## DIRECTIVE
Where does the string "siste" appear in the records? Copy every line that contains it.

## AVAILABLE DATA
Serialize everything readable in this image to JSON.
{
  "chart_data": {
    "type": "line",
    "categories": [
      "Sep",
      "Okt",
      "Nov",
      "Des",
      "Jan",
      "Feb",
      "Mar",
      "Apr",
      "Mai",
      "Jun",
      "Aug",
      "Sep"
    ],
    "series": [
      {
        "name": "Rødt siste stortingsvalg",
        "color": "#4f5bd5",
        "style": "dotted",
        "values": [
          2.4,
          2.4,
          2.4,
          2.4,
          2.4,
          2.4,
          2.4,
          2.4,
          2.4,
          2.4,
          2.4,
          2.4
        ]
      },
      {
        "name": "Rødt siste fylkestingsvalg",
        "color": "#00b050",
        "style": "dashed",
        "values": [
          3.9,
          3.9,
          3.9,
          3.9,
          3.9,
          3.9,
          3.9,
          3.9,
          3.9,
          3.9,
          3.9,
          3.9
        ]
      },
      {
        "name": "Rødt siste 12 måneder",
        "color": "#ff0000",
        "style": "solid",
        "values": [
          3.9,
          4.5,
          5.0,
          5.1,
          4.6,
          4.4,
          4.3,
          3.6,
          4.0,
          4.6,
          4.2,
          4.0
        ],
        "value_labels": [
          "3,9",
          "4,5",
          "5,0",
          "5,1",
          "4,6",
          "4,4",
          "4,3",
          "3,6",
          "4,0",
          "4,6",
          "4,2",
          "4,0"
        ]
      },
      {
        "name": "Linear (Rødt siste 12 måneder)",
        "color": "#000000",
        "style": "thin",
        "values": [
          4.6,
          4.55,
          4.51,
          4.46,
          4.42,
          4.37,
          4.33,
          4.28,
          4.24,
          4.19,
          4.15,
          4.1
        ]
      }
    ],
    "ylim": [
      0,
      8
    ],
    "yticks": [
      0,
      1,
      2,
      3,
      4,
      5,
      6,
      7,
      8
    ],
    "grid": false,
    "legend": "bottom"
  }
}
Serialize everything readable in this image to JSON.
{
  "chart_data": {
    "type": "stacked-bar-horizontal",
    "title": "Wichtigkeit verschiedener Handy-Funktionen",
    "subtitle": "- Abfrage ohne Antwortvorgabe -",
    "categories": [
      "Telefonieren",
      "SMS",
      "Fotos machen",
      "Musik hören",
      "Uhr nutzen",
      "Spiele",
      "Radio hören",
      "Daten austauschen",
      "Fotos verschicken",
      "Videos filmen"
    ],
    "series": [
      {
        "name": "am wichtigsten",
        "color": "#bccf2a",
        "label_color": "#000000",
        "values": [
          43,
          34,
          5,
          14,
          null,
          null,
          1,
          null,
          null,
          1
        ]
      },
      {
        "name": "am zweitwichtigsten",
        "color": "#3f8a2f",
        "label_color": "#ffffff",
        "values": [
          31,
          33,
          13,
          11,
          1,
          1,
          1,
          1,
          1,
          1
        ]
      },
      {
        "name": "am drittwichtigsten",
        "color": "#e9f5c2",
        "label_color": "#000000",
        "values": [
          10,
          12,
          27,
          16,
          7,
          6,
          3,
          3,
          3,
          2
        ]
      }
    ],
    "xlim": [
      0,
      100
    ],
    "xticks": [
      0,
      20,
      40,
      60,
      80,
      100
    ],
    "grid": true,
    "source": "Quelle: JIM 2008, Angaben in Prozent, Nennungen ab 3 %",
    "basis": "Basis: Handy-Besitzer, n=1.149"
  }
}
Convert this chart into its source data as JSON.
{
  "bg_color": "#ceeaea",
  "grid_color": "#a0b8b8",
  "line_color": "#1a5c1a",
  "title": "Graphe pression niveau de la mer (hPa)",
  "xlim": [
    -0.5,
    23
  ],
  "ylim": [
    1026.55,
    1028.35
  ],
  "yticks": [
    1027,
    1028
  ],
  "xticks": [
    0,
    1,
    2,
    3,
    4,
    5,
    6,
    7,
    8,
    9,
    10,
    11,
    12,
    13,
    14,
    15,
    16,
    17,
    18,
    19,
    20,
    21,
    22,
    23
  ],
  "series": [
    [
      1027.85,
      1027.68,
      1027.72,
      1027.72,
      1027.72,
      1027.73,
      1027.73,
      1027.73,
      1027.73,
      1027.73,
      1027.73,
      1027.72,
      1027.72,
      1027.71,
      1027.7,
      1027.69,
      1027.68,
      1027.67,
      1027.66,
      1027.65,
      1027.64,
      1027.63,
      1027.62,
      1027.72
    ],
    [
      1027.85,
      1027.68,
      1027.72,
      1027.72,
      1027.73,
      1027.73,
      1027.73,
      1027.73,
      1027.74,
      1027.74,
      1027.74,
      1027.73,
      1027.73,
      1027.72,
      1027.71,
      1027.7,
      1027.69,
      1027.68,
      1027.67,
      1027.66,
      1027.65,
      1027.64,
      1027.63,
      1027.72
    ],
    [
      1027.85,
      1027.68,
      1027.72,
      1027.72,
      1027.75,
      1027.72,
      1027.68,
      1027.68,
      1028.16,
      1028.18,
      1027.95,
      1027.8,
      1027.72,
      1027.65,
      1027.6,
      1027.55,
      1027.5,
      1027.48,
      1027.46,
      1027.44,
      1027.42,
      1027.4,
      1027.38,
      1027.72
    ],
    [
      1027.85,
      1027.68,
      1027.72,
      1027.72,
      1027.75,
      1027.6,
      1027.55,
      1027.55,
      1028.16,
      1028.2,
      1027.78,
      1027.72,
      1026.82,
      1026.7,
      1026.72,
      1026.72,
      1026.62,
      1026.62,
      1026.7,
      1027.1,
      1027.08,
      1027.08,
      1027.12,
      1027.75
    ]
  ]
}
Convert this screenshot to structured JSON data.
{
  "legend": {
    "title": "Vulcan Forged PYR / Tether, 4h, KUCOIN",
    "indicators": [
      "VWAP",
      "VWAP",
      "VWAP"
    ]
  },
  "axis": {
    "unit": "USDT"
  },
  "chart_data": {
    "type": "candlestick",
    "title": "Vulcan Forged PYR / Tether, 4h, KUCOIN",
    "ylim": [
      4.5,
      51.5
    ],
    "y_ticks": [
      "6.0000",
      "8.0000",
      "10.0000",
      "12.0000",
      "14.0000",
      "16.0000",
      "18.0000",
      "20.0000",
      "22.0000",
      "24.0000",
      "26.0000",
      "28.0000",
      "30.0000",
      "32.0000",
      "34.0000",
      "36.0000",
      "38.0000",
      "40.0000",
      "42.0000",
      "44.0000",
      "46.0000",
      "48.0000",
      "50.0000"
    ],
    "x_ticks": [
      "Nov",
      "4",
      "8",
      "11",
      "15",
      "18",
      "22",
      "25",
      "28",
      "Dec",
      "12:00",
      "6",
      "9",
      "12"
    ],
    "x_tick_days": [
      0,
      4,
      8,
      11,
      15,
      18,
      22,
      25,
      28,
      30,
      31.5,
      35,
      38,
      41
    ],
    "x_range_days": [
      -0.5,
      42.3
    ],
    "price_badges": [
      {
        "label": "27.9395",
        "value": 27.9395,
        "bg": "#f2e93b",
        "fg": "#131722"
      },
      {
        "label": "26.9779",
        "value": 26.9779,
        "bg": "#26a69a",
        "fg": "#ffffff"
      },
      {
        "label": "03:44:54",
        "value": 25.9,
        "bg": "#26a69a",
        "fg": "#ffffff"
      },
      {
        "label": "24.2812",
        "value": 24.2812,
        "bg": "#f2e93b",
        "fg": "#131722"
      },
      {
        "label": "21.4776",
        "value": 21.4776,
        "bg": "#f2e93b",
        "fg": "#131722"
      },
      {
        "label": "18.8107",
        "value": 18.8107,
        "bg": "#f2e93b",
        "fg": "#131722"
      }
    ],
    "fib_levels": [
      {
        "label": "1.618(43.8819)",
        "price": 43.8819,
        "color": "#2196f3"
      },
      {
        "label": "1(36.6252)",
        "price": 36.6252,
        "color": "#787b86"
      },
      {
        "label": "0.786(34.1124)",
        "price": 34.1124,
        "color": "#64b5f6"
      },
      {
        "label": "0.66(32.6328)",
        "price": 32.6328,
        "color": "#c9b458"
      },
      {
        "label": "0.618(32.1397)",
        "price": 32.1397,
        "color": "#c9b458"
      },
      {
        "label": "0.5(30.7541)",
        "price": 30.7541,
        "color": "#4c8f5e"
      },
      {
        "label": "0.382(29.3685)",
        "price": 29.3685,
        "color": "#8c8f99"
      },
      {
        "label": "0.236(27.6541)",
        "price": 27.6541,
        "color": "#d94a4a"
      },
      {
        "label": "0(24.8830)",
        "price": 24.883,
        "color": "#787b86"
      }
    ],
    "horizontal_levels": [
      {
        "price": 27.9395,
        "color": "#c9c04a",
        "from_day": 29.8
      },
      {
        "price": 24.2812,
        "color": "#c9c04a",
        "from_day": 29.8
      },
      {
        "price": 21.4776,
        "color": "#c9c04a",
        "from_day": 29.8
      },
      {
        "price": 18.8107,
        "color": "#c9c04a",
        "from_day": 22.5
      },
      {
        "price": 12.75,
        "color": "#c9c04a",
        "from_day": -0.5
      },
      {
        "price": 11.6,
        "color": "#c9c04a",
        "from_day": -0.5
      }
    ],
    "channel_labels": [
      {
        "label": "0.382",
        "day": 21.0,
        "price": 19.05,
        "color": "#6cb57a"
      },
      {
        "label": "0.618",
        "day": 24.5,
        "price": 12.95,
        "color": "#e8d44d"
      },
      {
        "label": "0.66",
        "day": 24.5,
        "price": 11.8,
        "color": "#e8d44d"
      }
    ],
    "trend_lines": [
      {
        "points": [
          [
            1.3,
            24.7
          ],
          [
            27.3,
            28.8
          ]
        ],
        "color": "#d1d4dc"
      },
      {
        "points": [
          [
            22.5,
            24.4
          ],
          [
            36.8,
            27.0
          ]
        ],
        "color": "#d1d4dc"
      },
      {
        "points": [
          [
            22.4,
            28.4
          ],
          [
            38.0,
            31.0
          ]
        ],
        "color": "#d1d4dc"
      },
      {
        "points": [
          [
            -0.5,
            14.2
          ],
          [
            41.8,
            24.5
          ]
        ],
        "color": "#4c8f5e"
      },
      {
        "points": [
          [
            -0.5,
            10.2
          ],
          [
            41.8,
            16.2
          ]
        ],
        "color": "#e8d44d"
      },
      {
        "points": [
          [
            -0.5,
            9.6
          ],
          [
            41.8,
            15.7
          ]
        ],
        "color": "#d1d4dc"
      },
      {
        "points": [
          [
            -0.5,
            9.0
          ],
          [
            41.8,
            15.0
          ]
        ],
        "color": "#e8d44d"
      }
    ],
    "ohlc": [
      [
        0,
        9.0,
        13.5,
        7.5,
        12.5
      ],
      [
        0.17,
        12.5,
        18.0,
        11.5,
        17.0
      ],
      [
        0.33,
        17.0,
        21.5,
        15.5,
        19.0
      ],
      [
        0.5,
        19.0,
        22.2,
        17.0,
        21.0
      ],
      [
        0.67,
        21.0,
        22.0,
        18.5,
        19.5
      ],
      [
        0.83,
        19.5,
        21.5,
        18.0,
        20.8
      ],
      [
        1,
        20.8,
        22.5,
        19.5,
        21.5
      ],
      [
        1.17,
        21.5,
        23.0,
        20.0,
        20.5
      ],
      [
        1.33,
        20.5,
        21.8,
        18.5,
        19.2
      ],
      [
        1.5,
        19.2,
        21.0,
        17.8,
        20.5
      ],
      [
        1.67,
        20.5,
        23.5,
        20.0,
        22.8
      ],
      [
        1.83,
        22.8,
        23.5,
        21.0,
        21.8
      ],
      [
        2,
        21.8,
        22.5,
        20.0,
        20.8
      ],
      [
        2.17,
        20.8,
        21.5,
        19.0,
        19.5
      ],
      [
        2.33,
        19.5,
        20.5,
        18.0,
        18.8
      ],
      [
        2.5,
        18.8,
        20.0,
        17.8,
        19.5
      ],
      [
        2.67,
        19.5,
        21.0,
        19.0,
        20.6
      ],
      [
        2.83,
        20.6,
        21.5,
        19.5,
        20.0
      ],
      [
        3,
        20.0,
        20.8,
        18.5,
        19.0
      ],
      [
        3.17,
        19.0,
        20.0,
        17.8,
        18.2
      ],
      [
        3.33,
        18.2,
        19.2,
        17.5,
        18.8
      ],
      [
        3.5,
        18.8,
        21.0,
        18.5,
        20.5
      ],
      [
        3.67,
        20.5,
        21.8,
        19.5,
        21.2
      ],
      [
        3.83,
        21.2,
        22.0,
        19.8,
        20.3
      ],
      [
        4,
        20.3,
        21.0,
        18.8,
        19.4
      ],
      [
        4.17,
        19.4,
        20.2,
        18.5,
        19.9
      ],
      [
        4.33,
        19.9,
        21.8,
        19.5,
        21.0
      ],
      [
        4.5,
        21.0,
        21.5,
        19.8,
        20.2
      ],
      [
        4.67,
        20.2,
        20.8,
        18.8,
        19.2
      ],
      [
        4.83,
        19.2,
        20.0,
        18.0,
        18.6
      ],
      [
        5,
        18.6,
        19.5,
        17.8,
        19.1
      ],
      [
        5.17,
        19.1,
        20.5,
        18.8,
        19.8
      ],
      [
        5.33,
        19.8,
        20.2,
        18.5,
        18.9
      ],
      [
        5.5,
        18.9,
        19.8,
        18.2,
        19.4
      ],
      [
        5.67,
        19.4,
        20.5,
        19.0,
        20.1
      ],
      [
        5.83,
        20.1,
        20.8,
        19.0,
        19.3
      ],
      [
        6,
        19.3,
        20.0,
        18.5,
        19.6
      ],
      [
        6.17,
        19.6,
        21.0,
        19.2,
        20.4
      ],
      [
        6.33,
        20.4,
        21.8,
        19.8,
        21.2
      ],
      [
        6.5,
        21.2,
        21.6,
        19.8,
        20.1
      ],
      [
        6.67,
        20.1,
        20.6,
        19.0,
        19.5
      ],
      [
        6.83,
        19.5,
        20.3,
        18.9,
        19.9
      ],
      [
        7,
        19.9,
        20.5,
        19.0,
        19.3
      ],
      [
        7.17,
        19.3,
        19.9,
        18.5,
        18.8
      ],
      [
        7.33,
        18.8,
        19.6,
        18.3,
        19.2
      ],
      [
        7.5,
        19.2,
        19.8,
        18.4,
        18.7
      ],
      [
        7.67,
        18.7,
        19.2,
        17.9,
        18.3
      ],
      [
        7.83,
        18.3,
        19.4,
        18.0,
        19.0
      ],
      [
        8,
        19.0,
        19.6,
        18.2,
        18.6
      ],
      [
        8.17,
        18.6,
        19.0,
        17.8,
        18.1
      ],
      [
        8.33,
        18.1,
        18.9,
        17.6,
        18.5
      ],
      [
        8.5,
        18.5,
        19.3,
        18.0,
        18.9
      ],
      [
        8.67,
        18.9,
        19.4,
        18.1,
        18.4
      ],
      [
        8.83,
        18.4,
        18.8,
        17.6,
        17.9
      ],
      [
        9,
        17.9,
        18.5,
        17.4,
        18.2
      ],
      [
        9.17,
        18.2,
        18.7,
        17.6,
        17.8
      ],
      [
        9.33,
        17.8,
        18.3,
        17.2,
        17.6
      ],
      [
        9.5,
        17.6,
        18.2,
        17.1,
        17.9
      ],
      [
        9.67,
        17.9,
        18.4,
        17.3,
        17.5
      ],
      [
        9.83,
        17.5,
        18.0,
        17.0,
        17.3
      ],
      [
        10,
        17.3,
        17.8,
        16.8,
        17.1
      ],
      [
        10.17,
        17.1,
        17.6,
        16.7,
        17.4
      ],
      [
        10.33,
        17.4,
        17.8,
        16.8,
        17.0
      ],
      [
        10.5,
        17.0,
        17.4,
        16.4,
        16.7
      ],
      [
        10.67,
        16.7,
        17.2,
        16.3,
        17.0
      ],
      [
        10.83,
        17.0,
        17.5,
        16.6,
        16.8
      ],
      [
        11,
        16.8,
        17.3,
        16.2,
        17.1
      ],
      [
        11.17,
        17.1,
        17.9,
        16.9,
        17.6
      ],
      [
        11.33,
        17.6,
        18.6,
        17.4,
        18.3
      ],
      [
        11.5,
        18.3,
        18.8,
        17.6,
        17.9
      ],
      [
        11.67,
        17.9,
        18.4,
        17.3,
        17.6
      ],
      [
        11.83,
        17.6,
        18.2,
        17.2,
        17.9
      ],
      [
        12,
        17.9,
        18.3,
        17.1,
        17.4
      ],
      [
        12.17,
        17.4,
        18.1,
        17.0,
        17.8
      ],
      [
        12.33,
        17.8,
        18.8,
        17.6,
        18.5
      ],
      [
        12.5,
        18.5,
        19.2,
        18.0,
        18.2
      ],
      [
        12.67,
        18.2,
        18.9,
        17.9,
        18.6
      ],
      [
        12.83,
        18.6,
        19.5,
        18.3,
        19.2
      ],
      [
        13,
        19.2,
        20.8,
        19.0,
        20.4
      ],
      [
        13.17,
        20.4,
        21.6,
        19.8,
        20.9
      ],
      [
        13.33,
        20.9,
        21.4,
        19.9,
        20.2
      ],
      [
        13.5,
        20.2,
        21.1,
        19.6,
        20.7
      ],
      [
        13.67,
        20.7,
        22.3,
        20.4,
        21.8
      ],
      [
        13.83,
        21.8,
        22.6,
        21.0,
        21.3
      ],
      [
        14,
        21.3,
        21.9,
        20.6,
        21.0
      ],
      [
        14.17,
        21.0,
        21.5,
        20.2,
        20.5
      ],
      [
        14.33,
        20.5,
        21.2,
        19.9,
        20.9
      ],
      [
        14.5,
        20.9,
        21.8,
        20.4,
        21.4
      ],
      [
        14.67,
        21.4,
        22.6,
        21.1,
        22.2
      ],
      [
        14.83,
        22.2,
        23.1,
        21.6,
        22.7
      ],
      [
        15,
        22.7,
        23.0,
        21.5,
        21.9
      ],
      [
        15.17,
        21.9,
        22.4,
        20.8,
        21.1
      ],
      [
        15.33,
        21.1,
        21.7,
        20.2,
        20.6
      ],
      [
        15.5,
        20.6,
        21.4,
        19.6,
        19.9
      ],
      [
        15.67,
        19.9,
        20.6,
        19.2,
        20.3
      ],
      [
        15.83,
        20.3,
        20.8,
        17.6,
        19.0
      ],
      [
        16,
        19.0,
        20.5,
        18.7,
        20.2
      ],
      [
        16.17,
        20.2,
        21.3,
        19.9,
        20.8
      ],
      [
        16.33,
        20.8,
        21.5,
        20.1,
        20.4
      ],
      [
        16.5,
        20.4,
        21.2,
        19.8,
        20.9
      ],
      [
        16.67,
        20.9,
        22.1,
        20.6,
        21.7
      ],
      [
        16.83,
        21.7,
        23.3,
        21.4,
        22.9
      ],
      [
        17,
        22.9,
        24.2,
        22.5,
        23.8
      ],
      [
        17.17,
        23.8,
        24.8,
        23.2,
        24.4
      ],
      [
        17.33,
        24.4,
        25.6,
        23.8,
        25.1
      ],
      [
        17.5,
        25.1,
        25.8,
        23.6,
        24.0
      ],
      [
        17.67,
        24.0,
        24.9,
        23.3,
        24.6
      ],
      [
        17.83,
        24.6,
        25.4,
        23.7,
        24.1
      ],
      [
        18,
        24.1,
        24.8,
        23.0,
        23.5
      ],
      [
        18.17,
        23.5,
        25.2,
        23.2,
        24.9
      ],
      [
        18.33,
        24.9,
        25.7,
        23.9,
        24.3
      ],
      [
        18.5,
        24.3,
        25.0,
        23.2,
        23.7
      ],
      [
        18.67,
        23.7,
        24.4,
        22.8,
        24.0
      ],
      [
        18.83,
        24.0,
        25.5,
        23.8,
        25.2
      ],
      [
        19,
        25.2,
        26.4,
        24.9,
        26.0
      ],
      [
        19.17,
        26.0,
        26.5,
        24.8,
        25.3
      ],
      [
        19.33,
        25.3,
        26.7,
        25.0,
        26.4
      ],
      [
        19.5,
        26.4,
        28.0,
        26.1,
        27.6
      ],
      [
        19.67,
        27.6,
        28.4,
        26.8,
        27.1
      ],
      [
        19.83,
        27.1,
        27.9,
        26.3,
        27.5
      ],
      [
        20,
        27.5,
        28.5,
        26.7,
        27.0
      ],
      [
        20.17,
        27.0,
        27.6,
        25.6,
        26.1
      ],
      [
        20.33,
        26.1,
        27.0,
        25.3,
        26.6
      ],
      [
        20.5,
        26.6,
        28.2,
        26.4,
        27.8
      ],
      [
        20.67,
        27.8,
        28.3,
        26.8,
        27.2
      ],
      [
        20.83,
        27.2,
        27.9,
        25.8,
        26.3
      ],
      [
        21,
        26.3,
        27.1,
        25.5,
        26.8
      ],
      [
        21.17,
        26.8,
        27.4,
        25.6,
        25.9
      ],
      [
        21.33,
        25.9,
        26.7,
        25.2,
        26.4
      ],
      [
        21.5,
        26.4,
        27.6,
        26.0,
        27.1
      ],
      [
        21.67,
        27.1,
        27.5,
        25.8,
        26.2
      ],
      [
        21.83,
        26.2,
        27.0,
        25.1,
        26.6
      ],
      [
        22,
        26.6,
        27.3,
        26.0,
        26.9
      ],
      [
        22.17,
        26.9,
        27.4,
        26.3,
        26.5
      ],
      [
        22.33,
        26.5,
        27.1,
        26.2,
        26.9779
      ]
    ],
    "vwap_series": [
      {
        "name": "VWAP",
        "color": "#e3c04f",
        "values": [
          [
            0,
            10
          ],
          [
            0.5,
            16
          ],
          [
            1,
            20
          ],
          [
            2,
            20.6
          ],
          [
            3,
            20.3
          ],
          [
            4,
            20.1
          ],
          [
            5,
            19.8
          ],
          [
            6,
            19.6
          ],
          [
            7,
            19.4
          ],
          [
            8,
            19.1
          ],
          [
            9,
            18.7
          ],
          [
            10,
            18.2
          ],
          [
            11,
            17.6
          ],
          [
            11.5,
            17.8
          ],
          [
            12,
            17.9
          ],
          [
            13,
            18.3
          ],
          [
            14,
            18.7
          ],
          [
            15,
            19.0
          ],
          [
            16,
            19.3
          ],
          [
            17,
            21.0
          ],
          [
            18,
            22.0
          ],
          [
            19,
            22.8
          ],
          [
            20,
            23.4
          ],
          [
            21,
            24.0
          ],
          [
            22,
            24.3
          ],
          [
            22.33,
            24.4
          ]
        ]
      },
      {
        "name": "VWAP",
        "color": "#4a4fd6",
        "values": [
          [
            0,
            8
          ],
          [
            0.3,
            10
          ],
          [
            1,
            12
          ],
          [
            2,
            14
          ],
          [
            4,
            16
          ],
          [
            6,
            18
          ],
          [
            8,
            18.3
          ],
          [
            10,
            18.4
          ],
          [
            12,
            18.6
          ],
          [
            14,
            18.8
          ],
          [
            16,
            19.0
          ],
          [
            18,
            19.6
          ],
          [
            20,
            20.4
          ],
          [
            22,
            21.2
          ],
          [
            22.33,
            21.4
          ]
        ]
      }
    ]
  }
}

## TASK RESPONSE
        "name": "Rødt siste stortingsvalg",
        "name": "Rødt siste fylkestingsvalg",
        "name": "Rødt siste 12 måneder",
        "name": "Linear (Rødt siste 12 måneder)",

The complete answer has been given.